* _Excerpt provided_:
Figure 4. Group mean Accuracy scores for each AM band and band combination. Error bars indicate standard error.

Two repeated measures ANCOVA analyses were conducted. In the first analysis, we compared group performance for the 3 single AM bands (Stress only, Syllable only, Sub-beat only). Single AM band (3 levels) was entered into the ANCOVA as the within-subjects factor, and Group (2 levels) was entered as the between subjects factor. Age was entered as a covariate factor. The results of the first ANCOVA showed no significant main effect of Group [F(1, 44) = 0.14, p = 0.71], and no interaction between single AM band and Group [F(2, 88) = 0.37, p = 0.69]. This suggests that controls and dyslexics were performing equally well in their use of single AM-band information for rhythm perception.

* _Required actions_:
**A.** List the three single AM bands that the excerpt on rhythm perception compares in the first analysis.
**B.** According to the excerpt on rhythm perception, which factor was entered into the ANCOVA as a covariate?
**C.** Reproduce from the excerpt on rhythm perception the passage that opens with the words containing "Two repeated measures" and closes with "for rhythm perception.".

* _Supplied information_:
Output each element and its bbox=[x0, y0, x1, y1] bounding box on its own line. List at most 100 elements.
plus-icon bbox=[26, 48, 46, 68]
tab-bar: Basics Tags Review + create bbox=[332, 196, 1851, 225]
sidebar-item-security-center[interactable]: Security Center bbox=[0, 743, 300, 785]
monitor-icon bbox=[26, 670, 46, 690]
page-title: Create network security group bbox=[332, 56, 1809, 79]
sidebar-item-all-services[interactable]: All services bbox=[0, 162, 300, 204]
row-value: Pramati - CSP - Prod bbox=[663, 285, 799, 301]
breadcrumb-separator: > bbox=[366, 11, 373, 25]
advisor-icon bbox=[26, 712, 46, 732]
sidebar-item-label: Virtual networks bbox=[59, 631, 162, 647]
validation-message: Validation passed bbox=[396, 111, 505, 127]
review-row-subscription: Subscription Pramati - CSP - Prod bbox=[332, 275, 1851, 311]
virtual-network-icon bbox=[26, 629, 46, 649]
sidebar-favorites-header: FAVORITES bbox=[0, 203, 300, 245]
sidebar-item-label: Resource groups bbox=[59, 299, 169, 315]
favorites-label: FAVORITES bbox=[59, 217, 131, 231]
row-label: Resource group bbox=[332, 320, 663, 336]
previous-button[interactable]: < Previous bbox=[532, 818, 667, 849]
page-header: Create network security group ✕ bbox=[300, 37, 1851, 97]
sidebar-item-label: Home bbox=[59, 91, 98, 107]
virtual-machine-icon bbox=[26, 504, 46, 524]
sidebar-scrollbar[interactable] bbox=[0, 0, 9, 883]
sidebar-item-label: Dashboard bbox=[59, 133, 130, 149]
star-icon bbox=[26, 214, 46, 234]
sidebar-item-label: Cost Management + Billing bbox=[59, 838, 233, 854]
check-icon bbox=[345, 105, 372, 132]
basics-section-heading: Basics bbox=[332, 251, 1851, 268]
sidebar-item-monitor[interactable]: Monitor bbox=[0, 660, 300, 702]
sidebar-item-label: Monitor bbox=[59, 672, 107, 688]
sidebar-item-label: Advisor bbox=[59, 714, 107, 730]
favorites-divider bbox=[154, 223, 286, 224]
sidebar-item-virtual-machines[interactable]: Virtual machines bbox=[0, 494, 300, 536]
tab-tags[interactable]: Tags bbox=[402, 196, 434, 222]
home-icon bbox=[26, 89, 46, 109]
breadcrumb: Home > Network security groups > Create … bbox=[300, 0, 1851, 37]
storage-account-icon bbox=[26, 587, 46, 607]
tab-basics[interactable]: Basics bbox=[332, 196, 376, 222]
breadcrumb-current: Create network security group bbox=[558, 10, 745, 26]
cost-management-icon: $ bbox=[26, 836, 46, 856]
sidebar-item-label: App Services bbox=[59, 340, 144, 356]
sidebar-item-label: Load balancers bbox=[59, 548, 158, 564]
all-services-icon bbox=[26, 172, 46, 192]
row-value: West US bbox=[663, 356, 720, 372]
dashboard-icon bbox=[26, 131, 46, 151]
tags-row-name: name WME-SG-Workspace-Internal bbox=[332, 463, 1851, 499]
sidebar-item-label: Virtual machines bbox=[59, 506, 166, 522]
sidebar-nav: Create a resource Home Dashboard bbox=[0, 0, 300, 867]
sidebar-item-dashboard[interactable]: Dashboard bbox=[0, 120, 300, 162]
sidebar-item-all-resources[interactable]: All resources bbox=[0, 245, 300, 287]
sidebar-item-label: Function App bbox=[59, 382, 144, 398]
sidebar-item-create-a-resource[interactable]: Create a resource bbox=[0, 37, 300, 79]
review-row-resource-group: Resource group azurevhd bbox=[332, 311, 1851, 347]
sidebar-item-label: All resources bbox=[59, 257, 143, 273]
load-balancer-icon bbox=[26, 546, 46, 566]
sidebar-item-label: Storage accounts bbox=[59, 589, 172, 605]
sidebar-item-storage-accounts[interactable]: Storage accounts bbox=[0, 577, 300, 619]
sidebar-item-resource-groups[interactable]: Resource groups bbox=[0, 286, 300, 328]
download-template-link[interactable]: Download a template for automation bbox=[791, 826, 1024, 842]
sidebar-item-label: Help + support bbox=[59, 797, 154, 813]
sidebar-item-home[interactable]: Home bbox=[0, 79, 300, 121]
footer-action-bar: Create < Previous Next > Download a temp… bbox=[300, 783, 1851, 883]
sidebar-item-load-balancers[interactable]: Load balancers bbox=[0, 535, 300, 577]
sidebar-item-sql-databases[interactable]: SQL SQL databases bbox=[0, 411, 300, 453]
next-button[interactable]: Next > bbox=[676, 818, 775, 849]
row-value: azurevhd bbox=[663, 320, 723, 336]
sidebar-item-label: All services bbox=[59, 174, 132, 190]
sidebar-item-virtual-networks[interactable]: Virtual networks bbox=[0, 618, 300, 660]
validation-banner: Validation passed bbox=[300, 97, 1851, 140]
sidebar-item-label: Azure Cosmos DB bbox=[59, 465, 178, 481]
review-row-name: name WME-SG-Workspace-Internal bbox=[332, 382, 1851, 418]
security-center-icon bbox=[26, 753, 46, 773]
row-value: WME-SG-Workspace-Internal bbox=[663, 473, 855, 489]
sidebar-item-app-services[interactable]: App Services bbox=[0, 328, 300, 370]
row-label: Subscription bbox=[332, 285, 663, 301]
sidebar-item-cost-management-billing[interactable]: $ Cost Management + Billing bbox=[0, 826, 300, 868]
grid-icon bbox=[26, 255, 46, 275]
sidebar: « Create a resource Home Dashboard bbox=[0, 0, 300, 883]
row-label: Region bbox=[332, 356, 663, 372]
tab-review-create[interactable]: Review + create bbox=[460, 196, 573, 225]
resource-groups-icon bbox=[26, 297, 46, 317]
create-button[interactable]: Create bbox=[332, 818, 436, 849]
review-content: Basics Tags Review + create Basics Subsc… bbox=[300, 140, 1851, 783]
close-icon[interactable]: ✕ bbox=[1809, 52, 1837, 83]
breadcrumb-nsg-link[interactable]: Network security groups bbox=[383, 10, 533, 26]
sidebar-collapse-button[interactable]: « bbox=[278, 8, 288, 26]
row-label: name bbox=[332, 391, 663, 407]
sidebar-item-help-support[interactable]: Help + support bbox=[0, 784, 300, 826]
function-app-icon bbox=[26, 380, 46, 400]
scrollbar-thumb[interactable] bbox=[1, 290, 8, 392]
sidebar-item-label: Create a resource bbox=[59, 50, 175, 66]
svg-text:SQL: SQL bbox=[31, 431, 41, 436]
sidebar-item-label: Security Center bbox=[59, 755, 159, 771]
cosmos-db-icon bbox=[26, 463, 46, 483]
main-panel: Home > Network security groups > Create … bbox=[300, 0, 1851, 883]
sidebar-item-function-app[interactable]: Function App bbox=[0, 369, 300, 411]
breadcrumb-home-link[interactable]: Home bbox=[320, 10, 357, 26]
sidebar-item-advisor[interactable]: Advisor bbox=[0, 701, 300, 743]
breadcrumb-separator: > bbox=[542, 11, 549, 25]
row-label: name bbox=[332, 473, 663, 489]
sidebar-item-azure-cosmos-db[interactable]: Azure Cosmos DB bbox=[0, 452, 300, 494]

* _Per-task outputs_:
**A.** Stress only, Syllable only, Sub-beat only

**B.** Age

**C.**
Two repeated measures ANCOVA analyses were conducted. In the first analysis, we compared group performance for the 3 single AM bands (Stress only, Syllable only, Sub-beat only). Single AM band (3 levels) was entered into the ANCOVA as the within-subjects factor, and Group (2 levels) was entered as the between subjects factor. Age was entered as a covariate factor. The results of the first ANCOVA showed no significant main effect of Group [F(1, 44) = 0.14, p = 0.71], and no interaction between single AM band and Group [F(2, 88) = 0.37, p = 0.69]. This suggests that controls and dyslexics were performing equally well in their use of single AM-band information for rhythm perception.